Description of the task |
Pick out the lines below that contain the string "предназначенных" and copy them all.

Data extracted from a collection:
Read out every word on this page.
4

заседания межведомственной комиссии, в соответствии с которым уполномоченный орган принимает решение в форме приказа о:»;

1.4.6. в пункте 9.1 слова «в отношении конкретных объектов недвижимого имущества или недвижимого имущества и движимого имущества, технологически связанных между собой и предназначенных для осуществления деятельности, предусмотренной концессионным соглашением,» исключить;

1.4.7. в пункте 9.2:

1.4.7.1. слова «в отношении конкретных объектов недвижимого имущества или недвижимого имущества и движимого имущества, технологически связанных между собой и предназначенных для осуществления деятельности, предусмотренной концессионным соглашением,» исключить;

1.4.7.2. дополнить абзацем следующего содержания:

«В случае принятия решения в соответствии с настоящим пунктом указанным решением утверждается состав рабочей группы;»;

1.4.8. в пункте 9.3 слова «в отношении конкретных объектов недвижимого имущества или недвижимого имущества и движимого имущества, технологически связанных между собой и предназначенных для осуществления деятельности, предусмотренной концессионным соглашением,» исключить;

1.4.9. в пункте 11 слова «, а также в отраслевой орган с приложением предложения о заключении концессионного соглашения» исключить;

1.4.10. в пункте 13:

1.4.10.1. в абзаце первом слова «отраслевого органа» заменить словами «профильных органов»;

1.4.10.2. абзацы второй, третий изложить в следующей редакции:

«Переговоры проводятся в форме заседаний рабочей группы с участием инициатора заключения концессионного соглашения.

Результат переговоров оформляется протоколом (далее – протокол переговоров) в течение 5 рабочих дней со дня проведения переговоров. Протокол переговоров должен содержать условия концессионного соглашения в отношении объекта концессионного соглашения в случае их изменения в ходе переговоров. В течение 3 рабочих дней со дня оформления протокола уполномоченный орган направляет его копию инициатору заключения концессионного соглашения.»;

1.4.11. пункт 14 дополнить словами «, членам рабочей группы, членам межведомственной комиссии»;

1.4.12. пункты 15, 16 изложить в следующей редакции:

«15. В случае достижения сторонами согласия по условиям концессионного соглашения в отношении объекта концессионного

Answer to this problem |
1.4.6. в пункте 9.1 слова «в отношении конкретных объектов недвижимого имущества или недвижимого имущества и движимого имущества, технологически связанных между собой и предназначенных для осуществления деятельности, предусмотренной концессионным соглашением,» исключить;
1.4.7.1. слова «в отношении конкретных объектов недвижимого имущества или недвижимого имущества и движимого имущества, технологически связанных между собой и предназначенных для осуществления деятельности, предусмотренной концессионным соглашением,» исключить;
1.4.8. в пункте 9.3 слова «в отношении конкретных объектов недвижимого имущества или недвижимого имущества и движимого имущества, технологически связанных между собой и предназначенных для осуществления деятельности, предусмотренной концессионным соглашением,» исключить;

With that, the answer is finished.